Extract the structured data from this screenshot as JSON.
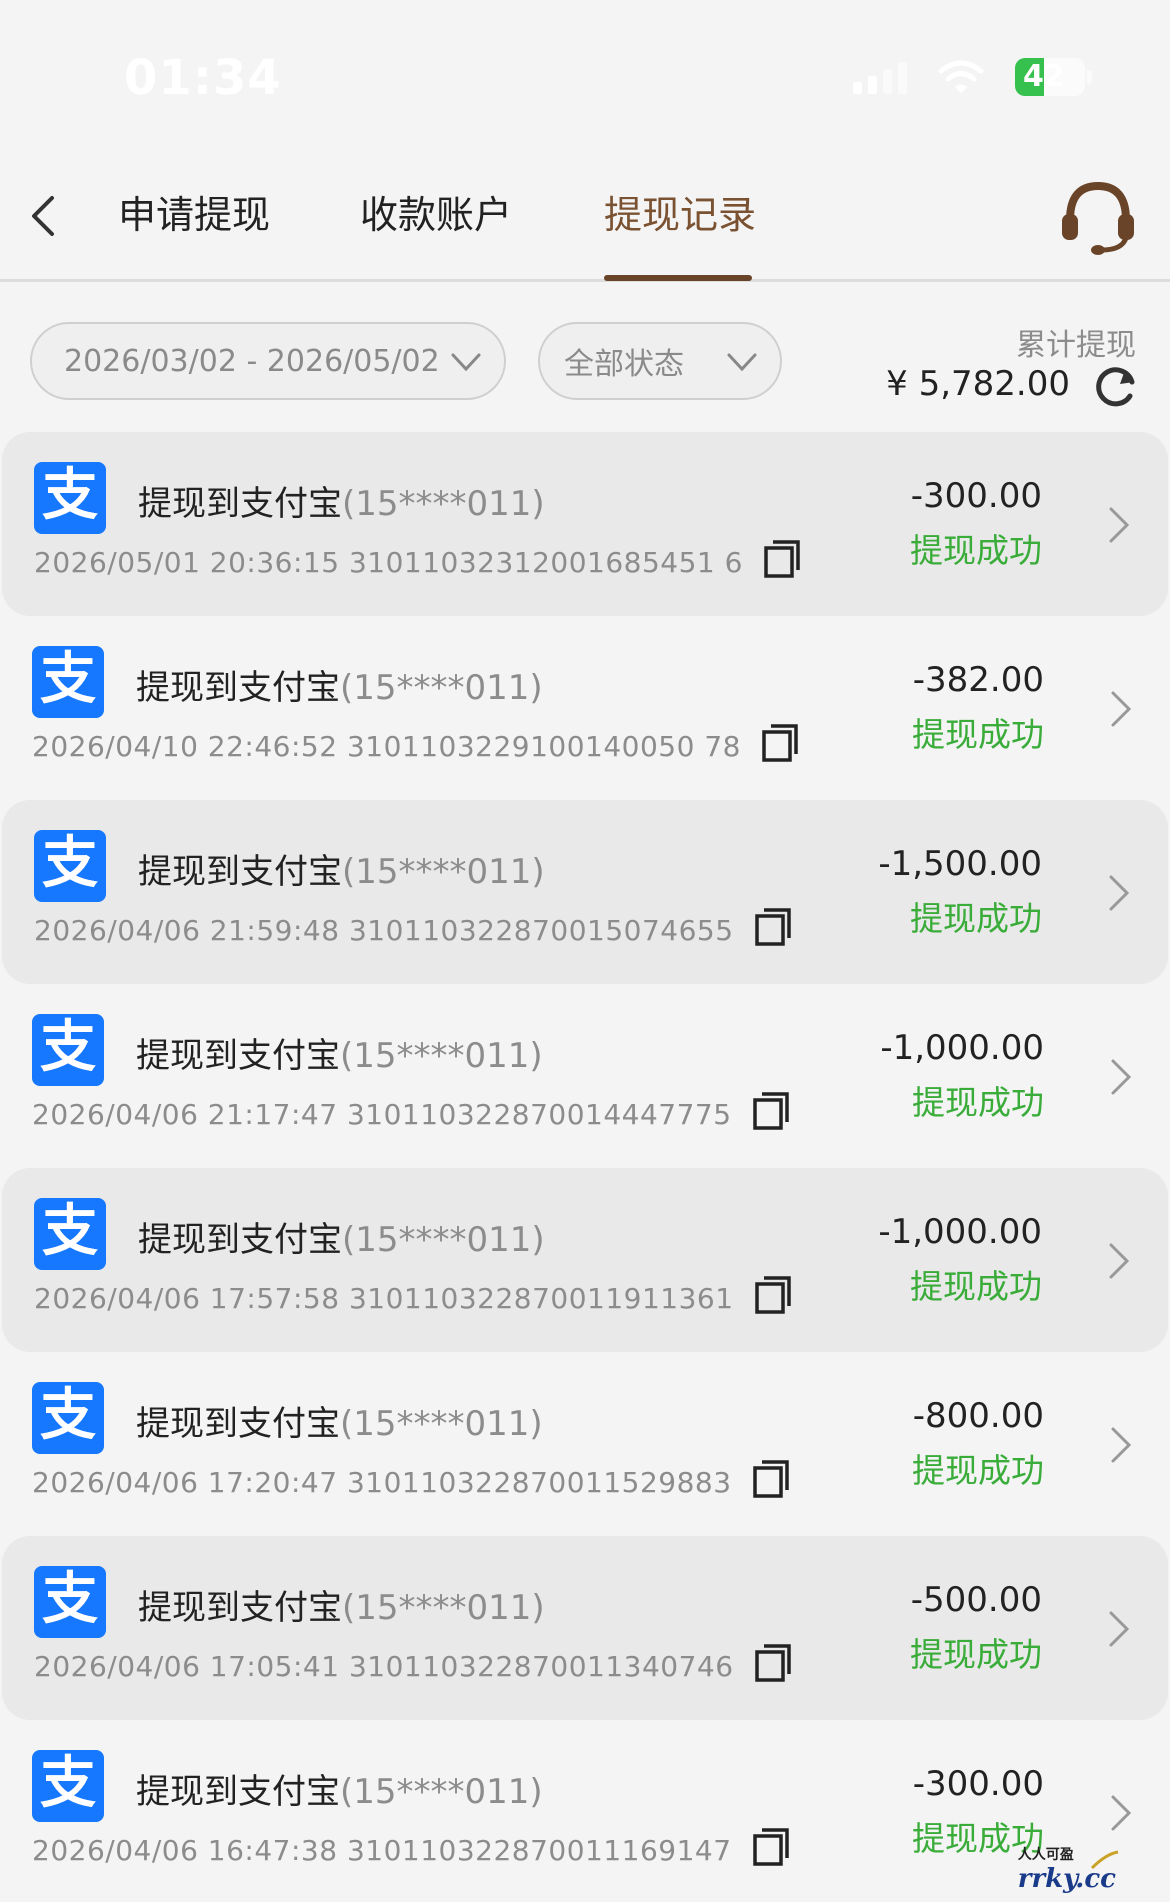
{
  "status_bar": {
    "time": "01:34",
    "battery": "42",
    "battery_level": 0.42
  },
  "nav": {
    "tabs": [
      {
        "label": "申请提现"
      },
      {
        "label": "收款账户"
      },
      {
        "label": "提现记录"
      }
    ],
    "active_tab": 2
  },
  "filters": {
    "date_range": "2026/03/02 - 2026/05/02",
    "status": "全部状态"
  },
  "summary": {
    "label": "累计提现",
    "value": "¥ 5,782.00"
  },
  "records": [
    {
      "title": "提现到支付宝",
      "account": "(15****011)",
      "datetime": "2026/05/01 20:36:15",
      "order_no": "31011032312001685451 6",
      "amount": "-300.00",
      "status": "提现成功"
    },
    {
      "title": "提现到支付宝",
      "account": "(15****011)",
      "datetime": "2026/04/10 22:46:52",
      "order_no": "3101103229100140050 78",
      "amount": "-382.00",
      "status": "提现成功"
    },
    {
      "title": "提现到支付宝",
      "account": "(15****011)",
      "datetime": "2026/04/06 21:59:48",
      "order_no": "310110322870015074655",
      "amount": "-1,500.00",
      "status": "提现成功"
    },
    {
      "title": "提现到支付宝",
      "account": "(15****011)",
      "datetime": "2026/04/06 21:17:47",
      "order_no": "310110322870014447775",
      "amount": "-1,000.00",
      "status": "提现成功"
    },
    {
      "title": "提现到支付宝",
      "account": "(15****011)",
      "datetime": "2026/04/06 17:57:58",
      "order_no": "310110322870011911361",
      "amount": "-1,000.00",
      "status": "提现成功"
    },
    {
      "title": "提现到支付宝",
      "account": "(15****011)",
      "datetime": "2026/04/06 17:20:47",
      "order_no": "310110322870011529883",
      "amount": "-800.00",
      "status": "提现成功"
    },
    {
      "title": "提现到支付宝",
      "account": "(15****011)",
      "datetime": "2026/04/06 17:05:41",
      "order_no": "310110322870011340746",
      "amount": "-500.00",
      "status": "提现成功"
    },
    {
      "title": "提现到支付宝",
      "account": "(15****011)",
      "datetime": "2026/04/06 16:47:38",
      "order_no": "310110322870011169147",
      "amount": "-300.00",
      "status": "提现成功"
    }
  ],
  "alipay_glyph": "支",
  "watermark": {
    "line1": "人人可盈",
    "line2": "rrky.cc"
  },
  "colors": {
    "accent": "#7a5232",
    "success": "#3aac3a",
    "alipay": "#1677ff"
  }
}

• _GIVEN REQUEST_: Pictures excluded, quote all the data above exactly.

• _PROBLEM SOLUTION_:
Extract the structured data from this screenshot as JSON.
{
  "status_bar": {
    "time": "01:34",
    "battery": "42",
    "battery_level": 0.42
  },
  "nav": {
    "tabs": [
      {
        "label": "申请提现"
      },
      {
        "label": "收款账户"
      },
      {
        "label": "提现记录"
      }
    ],
    "active_tab": 2
  },
  "filters": {
    "date_range": "2026/03/02 - 2026/05/02",
    "status": "全部状态"
  },
  "summary": {
    "label": "累计提现",
    "value": "¥ 5,782.00"
  },
  "records": [
    {
      "title": "提现到支付宝",
      "account": "(15****011)",
      "datetime": "2026/05/01 20:36:15",
      "order_no": "31011032312001685451 6",
      "amount": "-300.00",
      "status": "提现成功"
    },
    {
      "title": "提现到支付宝",
      "account": "(15****011)",
      "datetime": "2026/04/10 22:46:52",
      "order_no": "3101103229100140050 78",
      "amount": "-382.00",
      "status": "提现成功"
    },
    {
      "title": "提现到支付宝",
      "account": "(15****011)",
      "datetime": "2026/04/06 21:59:48",
      "order_no": "310110322870015074655",
      "amount": "-1,500.00",
      "status": "提现成功"
    },
    {
      "title": "提现到支付宝",
      "account": "(15****011)",
      "datetime": "2026/04/06 21:17:47",
      "order_no": "310110322870014447775",
      "amount": "-1,000.00",
      "status": "提现成功"
    },
    {
      "title": "提现到支付宝",
      "account": "(15****011)",
      "datetime": "2026/04/06 17:57:58",
      "order_no": "310110322870011911361",
      "amount": "-1,000.00",
      "status": "提现成功"
    },
    {
      "title": "提现到支付宝",
      "account": "(15****011)",
      "datetime": "2026/04/06 17:20:47",
      "order_no": "310110322870011529883",
      "amount": "-800.00",
      "status": "提现成功"
    },
    {
      "title": "提现到支付宝",
      "account": "(15****011)",
      "datetime": "2026/04/06 17:05:41",
      "order_no": "310110322870011340746",
      "amount": "-500.00",
      "status": "提现成功"
    },
    {
      "title": "提现到支付宝",
      "account": "(15****011)",
      "datetime": "2026/04/06 16:47:38",
      "order_no": "310110322870011169147",
      "amount": "-300.00",
      "status": "提现成功"
    }
  ],
  "alipay_glyph": "支",
  "watermark": {
    "line1": "人人可盈",
    "line2": "rrky.cc"
  },
  "colors": {
    "accent": "#7a5232",
    "success": "#3aac3a",
    "alipay": "#1677ff"
  }
}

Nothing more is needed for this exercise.